• _PROVIDED ENTRIES_

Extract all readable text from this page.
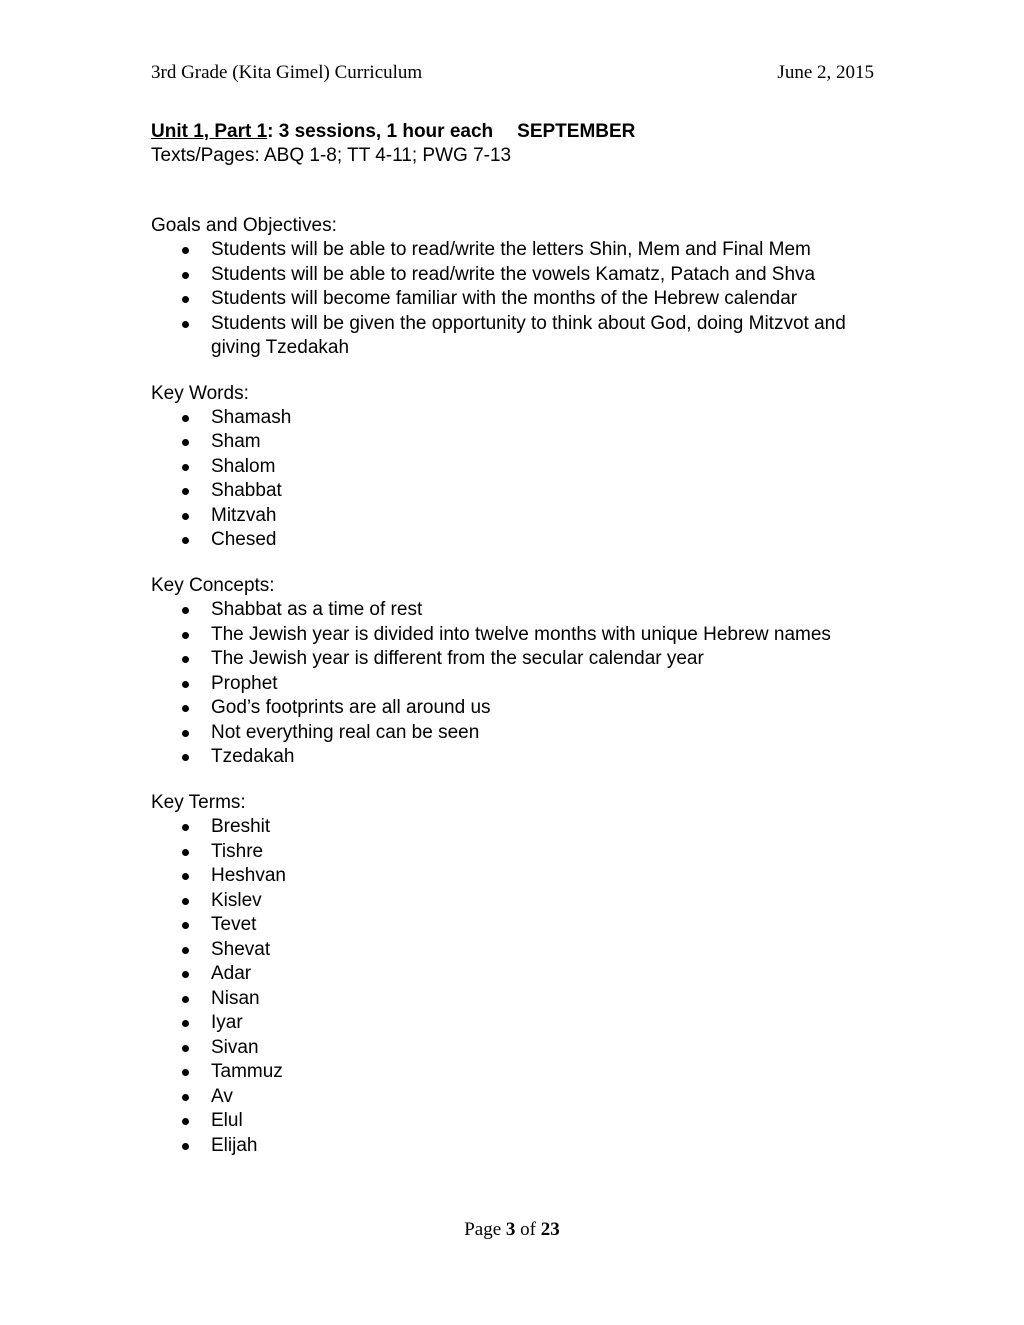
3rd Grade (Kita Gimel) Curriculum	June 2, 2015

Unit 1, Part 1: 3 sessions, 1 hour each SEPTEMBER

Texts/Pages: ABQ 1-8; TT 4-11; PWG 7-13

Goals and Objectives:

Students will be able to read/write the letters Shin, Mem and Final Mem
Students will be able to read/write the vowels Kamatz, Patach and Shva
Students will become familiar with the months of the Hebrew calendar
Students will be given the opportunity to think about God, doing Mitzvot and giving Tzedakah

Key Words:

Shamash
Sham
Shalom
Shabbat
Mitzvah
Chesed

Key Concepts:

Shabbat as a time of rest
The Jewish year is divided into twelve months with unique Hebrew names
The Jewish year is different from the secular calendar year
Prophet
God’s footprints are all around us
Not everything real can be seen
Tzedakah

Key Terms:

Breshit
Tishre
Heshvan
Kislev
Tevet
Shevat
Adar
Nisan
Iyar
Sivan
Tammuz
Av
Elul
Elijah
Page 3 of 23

• _SHORT EXERCISE_
Please transcribe the material above exactly as written. Leave the pictures out.

• _COMPLETED TASK_
Extract all readable text from this page.
3rd Grade (Kita Gimel) Curriculum	June 2, 2015

Unit 1, Part 1: 3 sessions, 1 hour each SEPTEMBER

Texts/Pages: ABQ 1-8; TT 4-11; PWG 7-13

Goals and Objectives:

Students will be able to read/write the letters Shin, Mem and Final Mem
Students will be able to read/write the vowels Kamatz, Patach and Shva
Students will become familiar with the months of the Hebrew calendar
Students will be given the opportunity to think about God, doing Mitzvot and giving Tzedakah

Key Words:

Shamash
Sham
Shalom
Shabbat
Mitzvah
Chesed

Key Concepts:

Shabbat as a time of rest
The Jewish year is divided into twelve months with unique Hebrew names
The Jewish year is different from the secular calendar year
Prophet
God’s footprints are all around us
Not everything real can be seen
Tzedakah

Key Terms:

Breshit
Tishre
Heshvan
Kislev
Tevet
Shevat
Adar
Nisan
Iyar
Sivan
Tammuz
Av
Elul
Elijah
Page 3 of 23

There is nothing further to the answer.